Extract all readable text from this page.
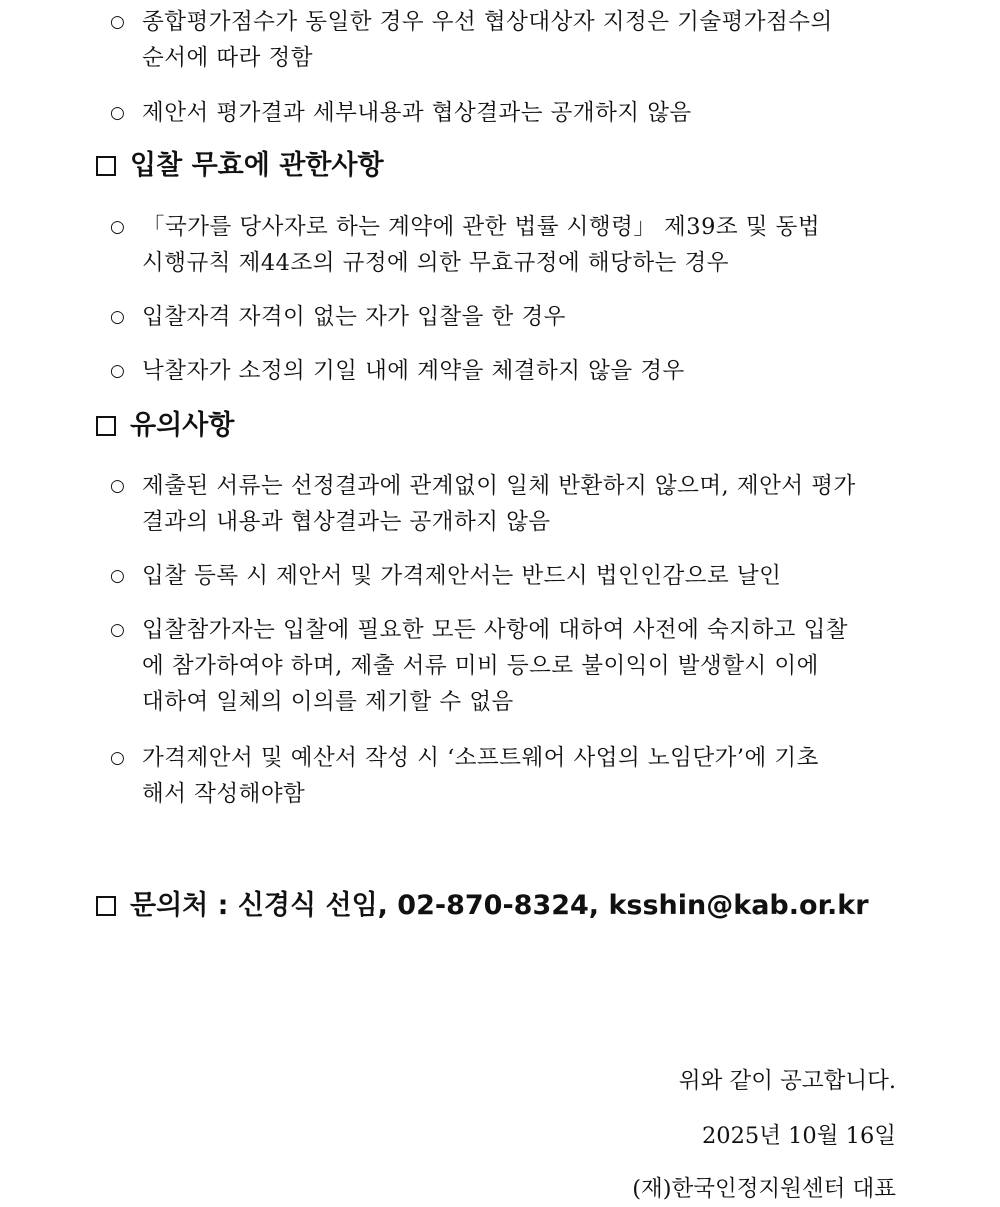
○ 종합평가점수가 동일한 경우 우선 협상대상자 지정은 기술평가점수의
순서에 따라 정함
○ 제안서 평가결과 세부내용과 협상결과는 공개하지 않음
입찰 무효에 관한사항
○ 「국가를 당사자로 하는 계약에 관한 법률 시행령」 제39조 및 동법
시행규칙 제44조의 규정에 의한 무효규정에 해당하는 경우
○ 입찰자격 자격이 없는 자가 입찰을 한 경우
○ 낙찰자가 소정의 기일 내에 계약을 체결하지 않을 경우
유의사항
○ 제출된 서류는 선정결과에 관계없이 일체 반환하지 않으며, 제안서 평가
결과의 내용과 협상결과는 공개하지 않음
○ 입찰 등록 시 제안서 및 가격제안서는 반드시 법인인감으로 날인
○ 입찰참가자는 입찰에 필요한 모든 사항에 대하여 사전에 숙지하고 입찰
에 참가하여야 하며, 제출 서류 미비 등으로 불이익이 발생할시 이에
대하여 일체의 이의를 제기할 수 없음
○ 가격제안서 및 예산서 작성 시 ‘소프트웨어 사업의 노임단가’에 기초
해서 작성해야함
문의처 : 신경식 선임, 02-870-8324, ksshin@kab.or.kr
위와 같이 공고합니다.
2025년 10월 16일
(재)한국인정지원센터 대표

★ ★ ★ ★ ★

SHORT EXERCISE — Go through the listing above and locate each line that holds the word "공개하지". Copy those lines.

TASK RESULT —
○ 제안서 평가결과 세부내용과 협상결과는 공개하지 않음
결과의 내용과 협상결과는 공개하지 않음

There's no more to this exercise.